THE PROBLEM -> Show only lines that include "телевизора".

---+---

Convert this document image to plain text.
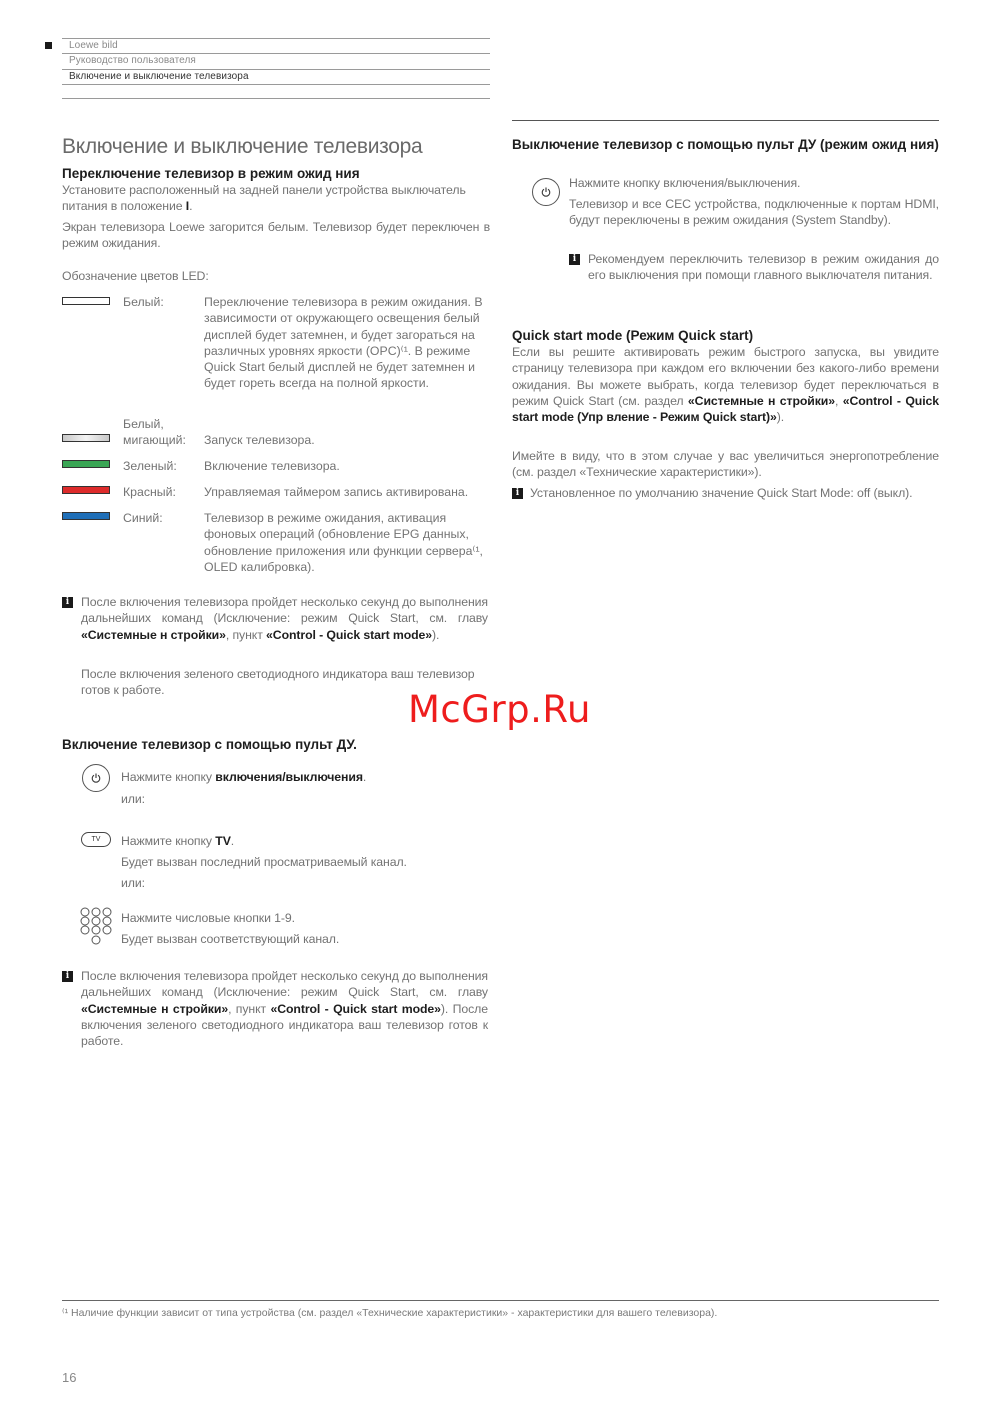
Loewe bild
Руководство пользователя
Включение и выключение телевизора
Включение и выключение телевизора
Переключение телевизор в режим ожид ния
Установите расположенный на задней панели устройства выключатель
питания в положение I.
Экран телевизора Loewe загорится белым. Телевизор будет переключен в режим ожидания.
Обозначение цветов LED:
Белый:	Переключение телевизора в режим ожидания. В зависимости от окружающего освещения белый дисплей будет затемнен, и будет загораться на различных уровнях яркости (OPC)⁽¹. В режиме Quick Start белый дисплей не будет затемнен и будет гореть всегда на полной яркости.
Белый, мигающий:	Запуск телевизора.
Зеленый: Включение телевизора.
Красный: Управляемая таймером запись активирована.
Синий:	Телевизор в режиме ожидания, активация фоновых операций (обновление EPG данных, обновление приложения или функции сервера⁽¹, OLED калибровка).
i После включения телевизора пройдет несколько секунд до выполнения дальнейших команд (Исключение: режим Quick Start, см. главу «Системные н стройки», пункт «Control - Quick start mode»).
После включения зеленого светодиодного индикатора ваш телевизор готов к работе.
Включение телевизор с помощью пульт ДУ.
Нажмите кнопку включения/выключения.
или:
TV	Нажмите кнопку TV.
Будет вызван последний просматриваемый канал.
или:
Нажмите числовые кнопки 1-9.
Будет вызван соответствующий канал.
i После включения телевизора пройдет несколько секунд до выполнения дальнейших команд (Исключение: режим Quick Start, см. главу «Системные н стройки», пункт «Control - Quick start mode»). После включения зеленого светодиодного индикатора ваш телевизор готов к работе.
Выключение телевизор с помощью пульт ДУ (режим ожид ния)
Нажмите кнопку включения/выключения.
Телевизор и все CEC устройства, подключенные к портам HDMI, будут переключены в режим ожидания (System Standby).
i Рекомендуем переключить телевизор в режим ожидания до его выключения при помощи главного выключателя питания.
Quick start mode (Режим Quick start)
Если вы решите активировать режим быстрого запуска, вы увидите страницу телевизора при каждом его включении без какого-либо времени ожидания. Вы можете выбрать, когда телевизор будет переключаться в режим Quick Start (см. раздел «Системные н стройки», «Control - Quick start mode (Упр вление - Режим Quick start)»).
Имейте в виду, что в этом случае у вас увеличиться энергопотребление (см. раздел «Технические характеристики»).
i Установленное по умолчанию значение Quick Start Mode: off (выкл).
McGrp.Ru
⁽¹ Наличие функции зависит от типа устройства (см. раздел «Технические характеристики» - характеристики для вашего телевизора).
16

---+---

COMPLETED TASK ->
Включение и выключение телевизора
Включение и выключение телевизора
Экран телевизора Loewe загорится белым. Телевизор будет переключен в режим ожидания.
Белый:	Переключение телевизора в режим ожидания. В зависимости от окружающего освещения белый дисплей будет затемнен, и будет загораться на различных уровнях яркости (OPC)⁽¹. В режиме Quick Start белый дисплей не будет затемнен и будет гореть всегда на полной яркости.
Белый, мигающий:	Запуск телевизора.
Зеленый: Включение телевизора.
i После включения телевизора пройдет несколько секунд до выполнения дальнейших команд (Исключение: режим Quick Start, см. главу «Системные н стройки», пункт «Control - Quick start mode»).
i После включения телевизора пройдет несколько секунд до выполнения дальнейших команд (Исключение: режим Quick Start, см. главу «Системные н стройки», пункт «Control - Quick start mode»). После включения зеленого светодиодного индикатора ваш телевизор готов к работе.
Если вы решите активировать режим быстрого запуска, вы увидите страницу телевизора при каждом его включении без какого-либо времени ожидания. Вы можете выбрать, когда телевизор будет переключаться в режим Quick Start (см. раздел «Системные н стройки», «Control - Quick start mode (Упр вление - Режим Quick start)»).
⁽¹ Наличие функции зависит от типа устройства (см. раздел «Технические характеристики» - характеристики для вашего телевизора).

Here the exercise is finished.